> GIVEN DATA:
········

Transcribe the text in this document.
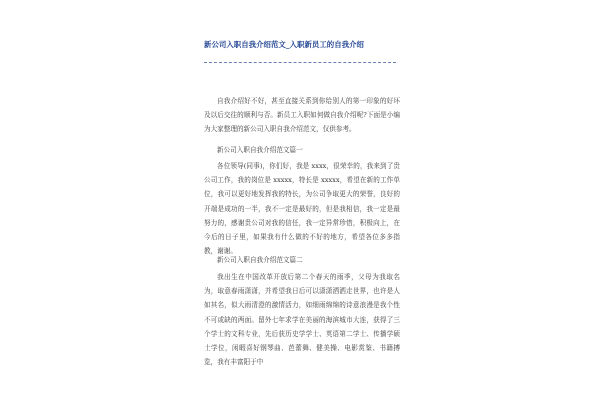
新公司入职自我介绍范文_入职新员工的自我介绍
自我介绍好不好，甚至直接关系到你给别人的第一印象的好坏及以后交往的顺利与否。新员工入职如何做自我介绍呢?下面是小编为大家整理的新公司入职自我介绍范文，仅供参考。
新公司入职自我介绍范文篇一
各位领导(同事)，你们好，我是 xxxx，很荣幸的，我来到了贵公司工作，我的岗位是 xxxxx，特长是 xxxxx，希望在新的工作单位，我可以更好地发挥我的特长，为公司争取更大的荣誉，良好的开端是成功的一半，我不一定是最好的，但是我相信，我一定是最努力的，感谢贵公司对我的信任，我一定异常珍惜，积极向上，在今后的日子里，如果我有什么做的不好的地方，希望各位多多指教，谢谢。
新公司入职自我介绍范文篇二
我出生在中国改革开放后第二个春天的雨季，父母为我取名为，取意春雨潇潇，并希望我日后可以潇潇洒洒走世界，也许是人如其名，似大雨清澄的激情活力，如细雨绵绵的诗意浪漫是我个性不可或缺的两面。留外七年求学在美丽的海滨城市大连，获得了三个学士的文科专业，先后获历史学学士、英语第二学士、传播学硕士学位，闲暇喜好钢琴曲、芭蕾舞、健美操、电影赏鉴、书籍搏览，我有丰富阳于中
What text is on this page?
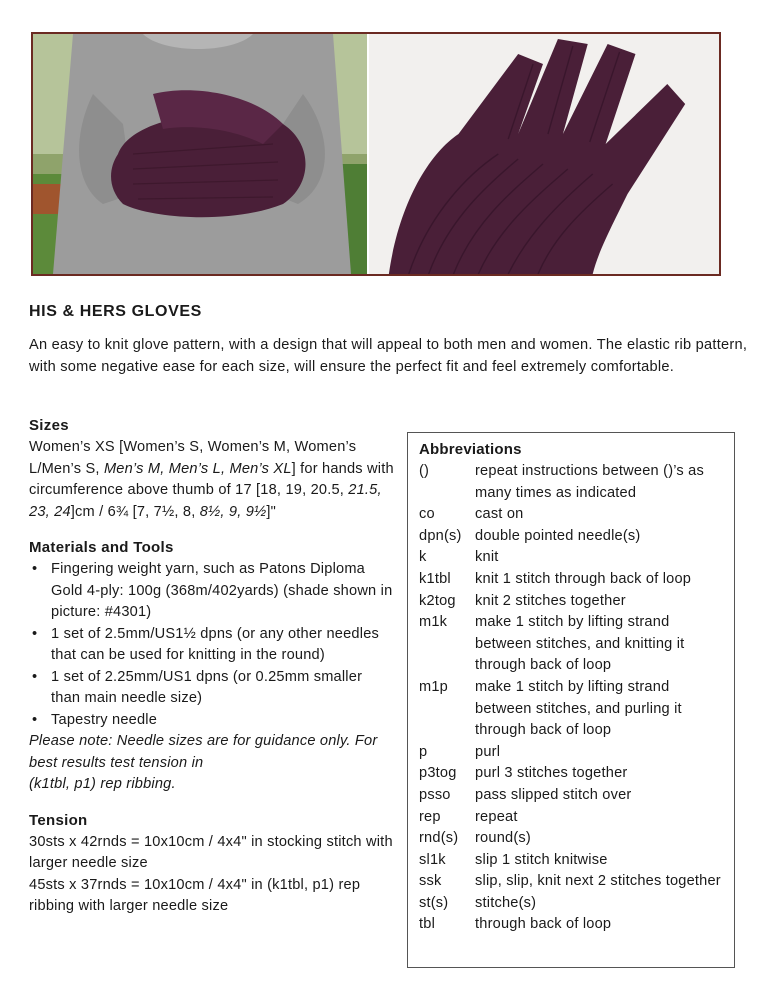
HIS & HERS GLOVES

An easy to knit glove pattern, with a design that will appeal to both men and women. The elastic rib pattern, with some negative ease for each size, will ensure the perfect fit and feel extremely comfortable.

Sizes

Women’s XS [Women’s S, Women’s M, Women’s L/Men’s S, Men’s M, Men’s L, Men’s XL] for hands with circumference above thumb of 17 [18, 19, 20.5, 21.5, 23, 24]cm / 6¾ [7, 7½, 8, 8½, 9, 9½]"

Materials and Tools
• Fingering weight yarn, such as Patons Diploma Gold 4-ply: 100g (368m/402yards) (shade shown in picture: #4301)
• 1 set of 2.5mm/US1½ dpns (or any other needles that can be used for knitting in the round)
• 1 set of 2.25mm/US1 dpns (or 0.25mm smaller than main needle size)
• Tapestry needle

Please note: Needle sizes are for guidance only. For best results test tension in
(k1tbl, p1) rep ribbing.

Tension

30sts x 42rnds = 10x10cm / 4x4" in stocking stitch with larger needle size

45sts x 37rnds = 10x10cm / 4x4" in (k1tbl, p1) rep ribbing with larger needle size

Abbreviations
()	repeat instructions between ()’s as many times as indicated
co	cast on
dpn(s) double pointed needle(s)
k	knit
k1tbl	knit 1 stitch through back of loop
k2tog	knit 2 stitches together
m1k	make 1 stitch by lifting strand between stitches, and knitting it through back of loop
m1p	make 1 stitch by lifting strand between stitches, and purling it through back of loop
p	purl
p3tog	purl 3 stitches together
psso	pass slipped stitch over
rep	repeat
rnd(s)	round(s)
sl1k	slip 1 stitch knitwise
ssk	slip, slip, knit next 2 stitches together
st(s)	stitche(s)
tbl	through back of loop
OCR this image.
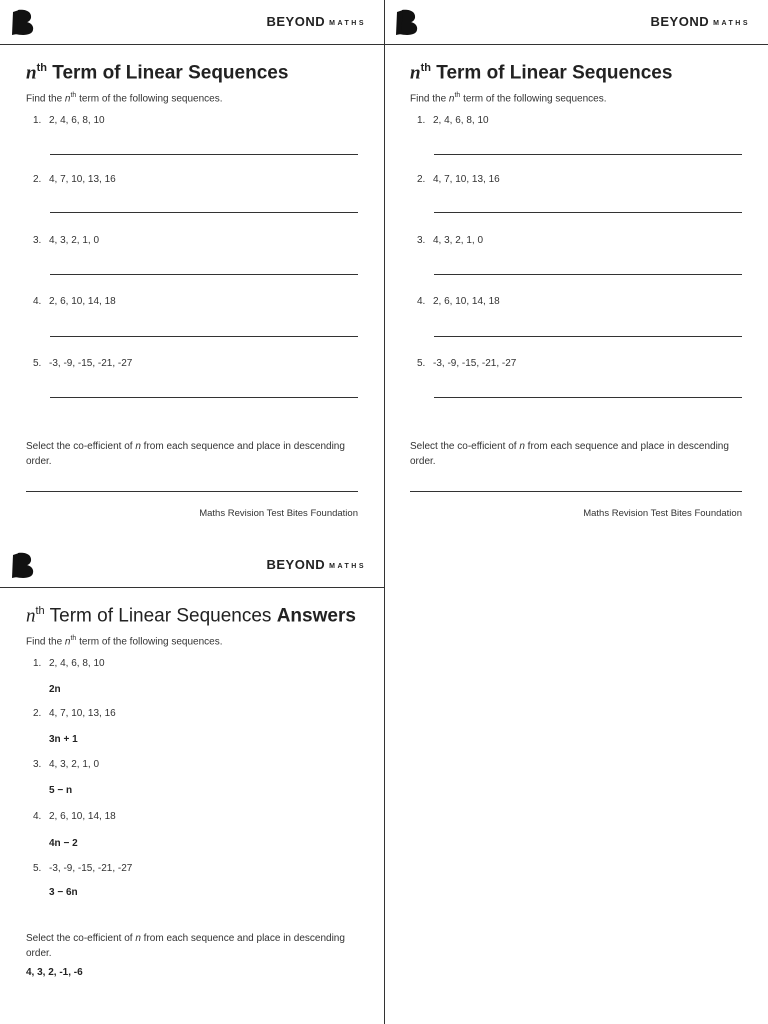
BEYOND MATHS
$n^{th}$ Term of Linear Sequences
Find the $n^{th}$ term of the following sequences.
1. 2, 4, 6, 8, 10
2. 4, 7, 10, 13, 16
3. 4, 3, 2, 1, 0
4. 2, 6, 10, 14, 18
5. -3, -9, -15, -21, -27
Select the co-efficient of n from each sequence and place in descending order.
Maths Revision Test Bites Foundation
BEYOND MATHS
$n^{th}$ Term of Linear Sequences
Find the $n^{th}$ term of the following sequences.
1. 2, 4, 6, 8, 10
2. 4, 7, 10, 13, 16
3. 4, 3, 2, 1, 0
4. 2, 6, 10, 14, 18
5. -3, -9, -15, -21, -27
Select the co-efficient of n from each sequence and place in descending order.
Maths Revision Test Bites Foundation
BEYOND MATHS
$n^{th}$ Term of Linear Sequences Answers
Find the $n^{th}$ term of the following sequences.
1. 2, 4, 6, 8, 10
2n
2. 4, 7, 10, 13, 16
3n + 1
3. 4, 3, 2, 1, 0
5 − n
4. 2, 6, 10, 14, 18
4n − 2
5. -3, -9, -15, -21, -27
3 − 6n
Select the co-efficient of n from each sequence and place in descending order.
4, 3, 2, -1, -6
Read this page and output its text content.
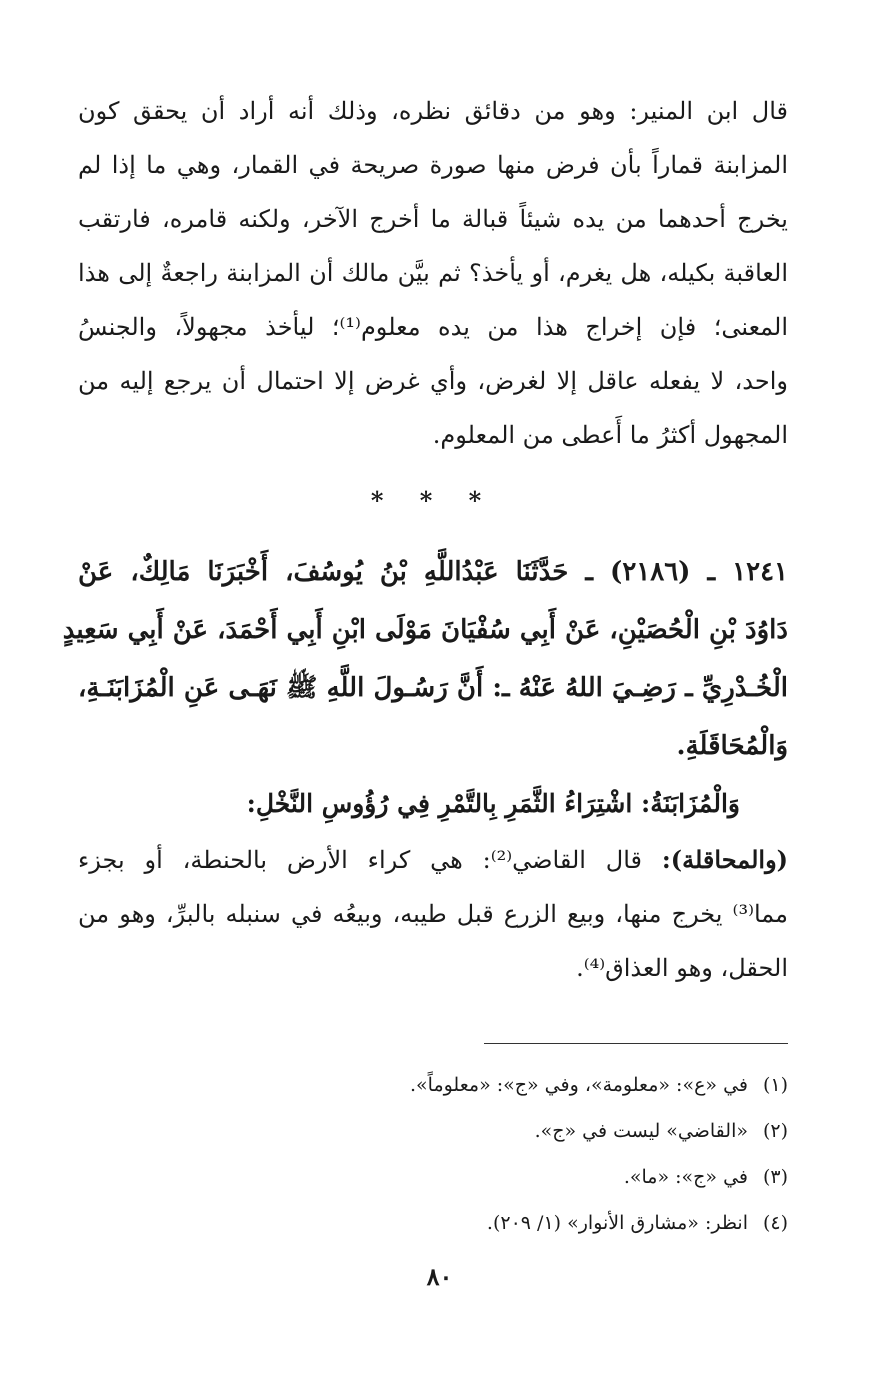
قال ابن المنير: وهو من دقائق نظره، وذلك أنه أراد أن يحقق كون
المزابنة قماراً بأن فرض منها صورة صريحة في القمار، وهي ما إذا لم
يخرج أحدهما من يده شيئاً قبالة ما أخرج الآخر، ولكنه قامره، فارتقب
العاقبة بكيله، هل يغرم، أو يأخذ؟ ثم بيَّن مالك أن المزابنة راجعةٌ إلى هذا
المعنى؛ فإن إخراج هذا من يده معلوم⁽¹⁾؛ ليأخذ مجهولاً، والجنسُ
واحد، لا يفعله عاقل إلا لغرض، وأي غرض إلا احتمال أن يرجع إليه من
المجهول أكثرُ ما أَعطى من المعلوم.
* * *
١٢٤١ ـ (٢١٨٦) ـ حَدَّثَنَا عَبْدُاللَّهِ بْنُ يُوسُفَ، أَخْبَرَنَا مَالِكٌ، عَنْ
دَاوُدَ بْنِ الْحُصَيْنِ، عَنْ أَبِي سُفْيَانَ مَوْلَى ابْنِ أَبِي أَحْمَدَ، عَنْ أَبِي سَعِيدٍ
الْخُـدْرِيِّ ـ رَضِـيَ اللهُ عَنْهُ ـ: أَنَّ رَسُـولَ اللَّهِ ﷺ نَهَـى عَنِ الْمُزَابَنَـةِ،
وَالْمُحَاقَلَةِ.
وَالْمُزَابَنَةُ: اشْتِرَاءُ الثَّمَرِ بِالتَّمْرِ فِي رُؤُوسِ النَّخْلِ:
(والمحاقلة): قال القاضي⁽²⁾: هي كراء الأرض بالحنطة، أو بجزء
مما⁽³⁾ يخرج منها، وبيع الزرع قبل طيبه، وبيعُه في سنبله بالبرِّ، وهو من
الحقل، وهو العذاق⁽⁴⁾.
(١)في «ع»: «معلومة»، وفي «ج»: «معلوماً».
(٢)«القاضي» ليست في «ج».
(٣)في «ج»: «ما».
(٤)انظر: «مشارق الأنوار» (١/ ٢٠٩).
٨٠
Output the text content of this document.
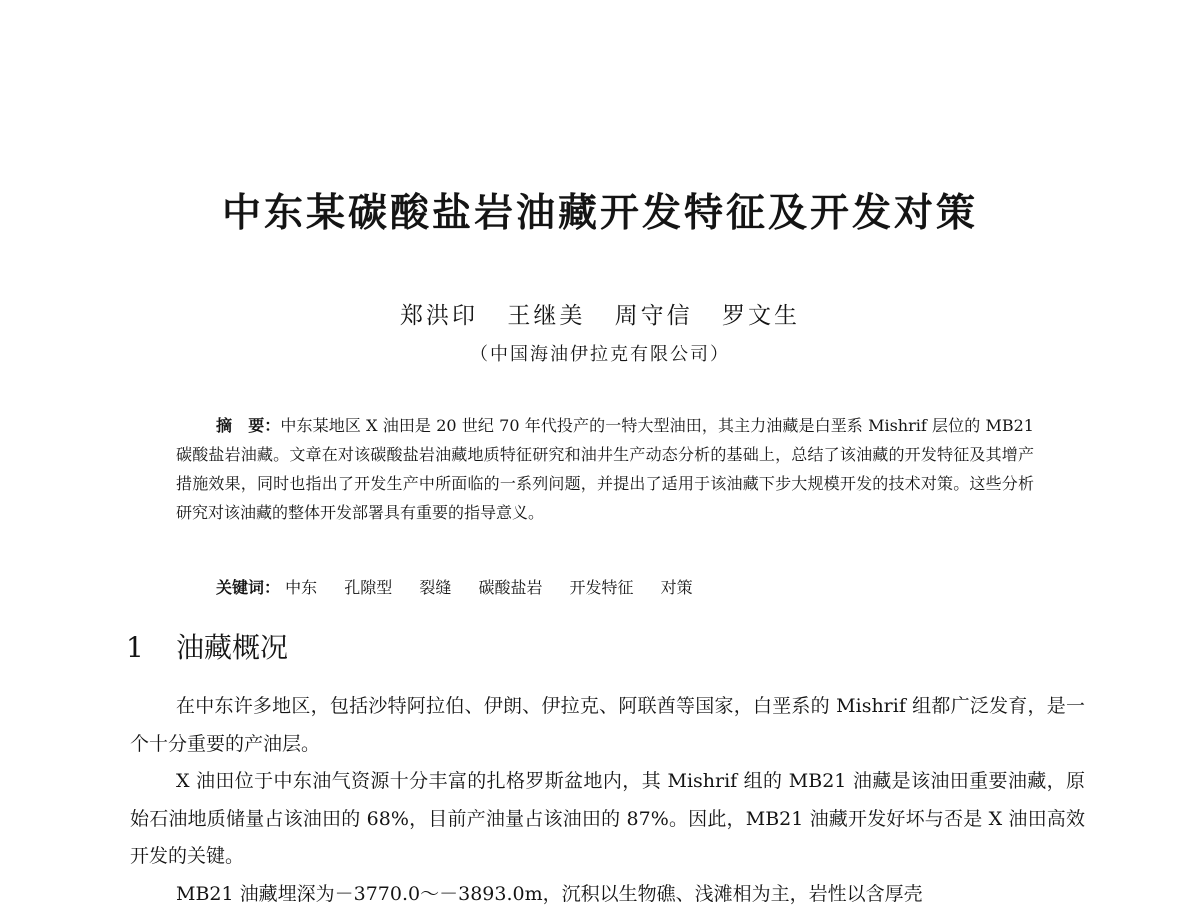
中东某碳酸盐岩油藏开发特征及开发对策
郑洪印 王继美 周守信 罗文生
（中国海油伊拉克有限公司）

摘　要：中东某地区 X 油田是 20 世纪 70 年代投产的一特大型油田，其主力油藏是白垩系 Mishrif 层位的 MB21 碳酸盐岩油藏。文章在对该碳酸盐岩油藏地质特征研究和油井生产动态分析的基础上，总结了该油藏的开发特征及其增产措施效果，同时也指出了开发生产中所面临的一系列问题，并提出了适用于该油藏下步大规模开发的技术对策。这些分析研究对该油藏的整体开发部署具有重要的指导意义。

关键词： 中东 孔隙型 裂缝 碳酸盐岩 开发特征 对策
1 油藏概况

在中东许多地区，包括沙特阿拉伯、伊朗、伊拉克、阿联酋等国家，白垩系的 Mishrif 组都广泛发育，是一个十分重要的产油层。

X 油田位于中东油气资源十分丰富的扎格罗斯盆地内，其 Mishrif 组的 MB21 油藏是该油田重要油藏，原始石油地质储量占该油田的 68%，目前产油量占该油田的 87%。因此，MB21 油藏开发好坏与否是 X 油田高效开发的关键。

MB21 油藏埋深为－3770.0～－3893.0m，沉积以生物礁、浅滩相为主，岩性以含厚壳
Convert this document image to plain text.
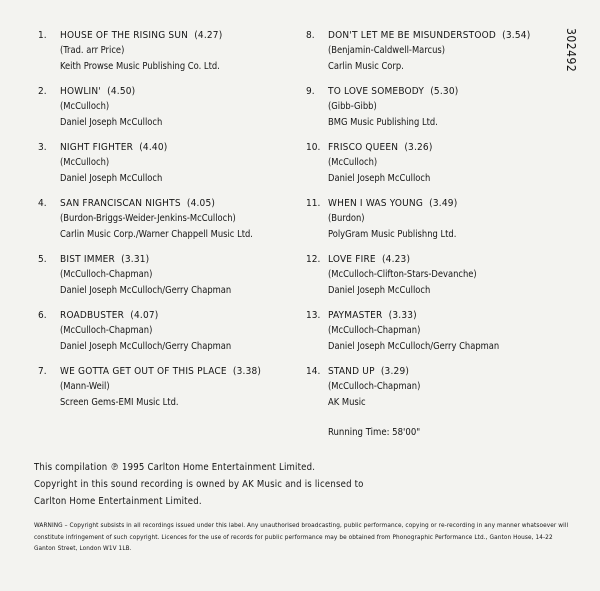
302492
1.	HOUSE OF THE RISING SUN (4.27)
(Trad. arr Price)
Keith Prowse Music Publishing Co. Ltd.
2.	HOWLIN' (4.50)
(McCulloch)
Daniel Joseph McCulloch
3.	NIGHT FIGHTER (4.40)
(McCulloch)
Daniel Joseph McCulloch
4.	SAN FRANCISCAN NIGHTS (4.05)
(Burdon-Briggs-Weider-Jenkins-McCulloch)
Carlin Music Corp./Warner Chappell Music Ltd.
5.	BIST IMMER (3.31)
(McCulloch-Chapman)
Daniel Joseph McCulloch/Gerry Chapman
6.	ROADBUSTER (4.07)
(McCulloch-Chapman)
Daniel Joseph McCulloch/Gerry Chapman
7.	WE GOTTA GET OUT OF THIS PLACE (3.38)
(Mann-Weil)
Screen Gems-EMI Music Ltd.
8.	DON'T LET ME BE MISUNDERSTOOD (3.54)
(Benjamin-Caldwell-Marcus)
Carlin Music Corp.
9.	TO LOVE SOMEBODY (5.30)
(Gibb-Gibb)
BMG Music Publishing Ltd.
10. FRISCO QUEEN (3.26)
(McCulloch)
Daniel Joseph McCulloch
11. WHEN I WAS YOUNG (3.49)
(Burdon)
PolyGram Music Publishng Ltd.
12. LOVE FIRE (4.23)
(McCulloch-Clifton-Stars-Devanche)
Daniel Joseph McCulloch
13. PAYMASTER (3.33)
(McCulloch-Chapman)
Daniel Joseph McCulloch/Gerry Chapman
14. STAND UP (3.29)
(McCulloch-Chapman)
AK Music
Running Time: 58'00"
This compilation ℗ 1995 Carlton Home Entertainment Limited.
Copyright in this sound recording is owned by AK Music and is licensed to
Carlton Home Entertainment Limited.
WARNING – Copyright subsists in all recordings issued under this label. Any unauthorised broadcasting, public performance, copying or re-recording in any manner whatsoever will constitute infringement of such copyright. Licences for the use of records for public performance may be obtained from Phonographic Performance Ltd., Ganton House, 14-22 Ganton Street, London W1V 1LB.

········

> PROBLEM TO SOLVE:
Which lines above contain the word "Carlton"? Copy each of them.

> FINAL RESULT:
This compilation ℗ 1995 Carlton Home Entertainment Limited.
Carlton Home Entertainment Limited.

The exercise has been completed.